Collected data

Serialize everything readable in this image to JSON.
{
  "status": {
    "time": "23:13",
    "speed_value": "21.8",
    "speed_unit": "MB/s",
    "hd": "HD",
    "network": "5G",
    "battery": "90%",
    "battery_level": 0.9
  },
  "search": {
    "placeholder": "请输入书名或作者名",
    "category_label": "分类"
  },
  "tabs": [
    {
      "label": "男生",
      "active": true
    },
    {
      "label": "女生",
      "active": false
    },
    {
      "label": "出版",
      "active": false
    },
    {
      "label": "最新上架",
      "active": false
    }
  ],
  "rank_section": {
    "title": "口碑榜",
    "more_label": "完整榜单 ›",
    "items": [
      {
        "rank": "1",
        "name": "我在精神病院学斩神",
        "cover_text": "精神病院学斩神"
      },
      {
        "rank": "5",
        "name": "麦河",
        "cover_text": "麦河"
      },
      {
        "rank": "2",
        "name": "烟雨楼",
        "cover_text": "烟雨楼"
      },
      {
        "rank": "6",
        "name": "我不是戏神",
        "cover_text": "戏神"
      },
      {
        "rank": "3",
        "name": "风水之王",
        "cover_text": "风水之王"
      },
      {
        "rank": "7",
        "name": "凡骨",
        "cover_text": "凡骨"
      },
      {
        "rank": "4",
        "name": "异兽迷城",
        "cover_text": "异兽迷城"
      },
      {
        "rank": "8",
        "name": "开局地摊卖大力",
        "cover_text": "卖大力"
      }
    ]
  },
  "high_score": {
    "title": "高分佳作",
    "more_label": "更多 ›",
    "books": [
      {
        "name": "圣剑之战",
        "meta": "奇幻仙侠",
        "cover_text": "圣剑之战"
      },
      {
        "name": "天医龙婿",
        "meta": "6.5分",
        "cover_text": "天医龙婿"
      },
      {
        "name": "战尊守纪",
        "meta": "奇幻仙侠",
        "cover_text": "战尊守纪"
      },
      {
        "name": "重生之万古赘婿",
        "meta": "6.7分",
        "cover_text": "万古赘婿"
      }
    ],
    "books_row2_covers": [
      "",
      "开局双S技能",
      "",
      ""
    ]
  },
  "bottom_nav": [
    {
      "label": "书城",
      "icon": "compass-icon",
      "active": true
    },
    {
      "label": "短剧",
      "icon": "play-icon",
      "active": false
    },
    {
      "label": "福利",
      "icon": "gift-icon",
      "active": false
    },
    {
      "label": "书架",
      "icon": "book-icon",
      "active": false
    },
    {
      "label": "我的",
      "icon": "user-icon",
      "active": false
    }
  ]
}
* * *
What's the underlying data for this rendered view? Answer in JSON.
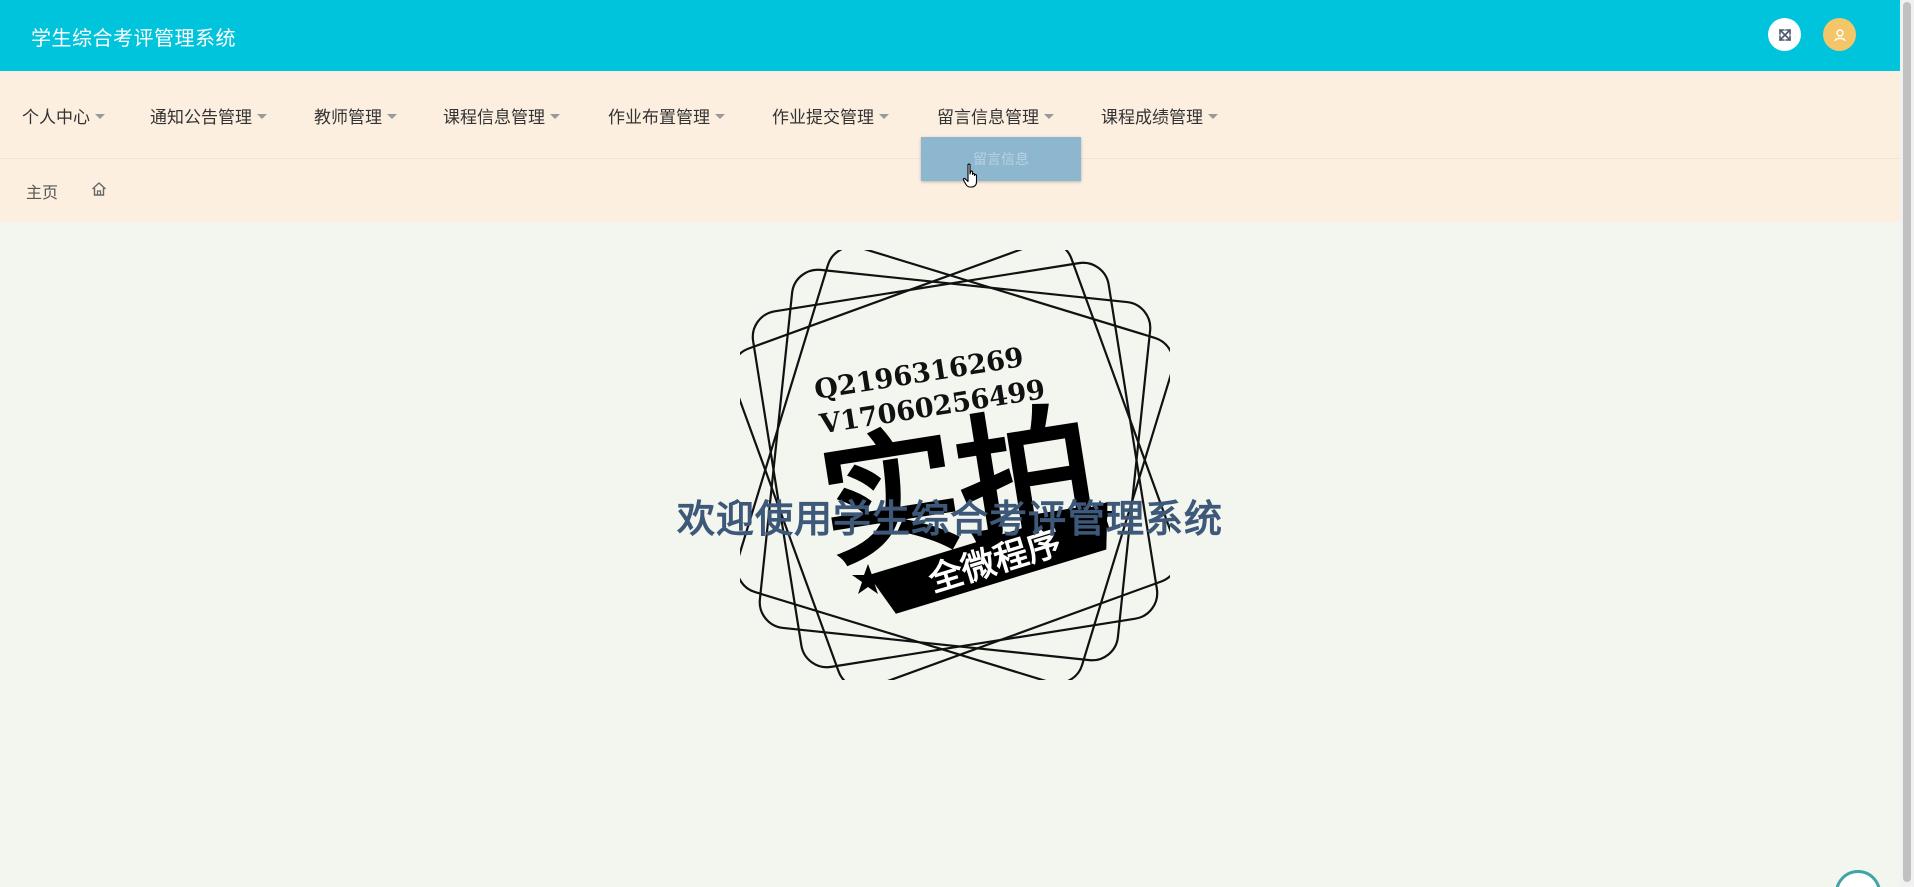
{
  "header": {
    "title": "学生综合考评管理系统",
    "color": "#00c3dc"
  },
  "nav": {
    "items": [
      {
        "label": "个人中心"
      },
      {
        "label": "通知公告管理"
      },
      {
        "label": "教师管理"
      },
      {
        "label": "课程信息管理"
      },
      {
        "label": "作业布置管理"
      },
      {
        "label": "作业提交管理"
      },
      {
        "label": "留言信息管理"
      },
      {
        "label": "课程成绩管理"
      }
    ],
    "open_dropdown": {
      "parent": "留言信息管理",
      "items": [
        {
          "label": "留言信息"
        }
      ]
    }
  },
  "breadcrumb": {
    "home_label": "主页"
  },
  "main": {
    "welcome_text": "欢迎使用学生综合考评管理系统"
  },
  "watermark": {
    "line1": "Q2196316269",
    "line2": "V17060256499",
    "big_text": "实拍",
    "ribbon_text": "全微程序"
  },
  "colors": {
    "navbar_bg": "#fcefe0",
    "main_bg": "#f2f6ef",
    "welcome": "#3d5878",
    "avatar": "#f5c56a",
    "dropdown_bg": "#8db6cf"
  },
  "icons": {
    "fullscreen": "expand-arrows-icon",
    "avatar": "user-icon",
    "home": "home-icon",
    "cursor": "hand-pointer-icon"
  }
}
---
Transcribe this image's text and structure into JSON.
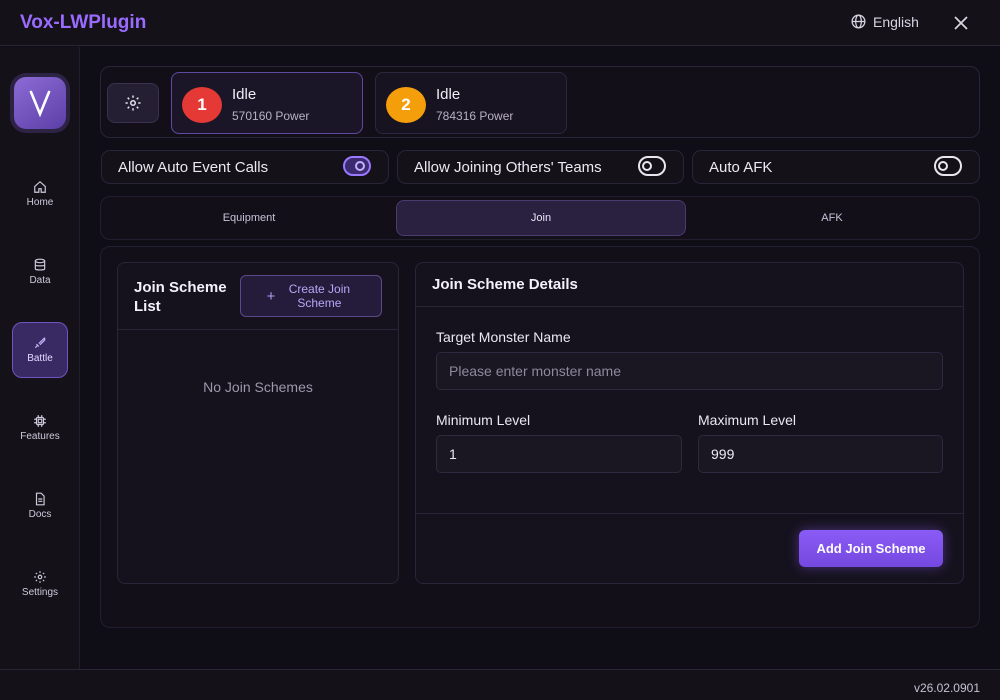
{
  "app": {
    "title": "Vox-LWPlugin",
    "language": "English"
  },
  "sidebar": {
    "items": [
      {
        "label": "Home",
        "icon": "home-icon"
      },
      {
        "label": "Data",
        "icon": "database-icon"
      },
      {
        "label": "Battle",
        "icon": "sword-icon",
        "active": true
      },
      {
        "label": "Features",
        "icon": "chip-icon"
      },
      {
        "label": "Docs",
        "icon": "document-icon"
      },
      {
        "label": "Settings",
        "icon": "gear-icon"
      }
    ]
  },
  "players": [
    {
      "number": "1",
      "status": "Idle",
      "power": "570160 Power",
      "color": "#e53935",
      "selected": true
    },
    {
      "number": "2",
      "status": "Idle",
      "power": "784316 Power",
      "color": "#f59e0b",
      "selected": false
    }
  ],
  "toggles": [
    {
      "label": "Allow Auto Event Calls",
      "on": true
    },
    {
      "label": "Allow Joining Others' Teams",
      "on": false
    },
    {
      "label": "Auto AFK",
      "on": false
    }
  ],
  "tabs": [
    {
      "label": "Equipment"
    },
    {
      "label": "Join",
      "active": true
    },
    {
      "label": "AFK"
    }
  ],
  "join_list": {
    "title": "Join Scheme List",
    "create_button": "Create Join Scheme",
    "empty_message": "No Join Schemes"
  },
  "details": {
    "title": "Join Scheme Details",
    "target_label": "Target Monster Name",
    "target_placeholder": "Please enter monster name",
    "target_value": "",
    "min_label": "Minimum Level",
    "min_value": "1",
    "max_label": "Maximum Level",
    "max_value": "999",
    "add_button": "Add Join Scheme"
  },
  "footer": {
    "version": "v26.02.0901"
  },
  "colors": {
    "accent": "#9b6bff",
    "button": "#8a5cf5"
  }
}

**WORK TO COMPLETE**
Read through the lines above and collect those that contain the string "Power".

**FULL RESPONSE**
      "power": "570160 Power",
      "power": "784316 Power",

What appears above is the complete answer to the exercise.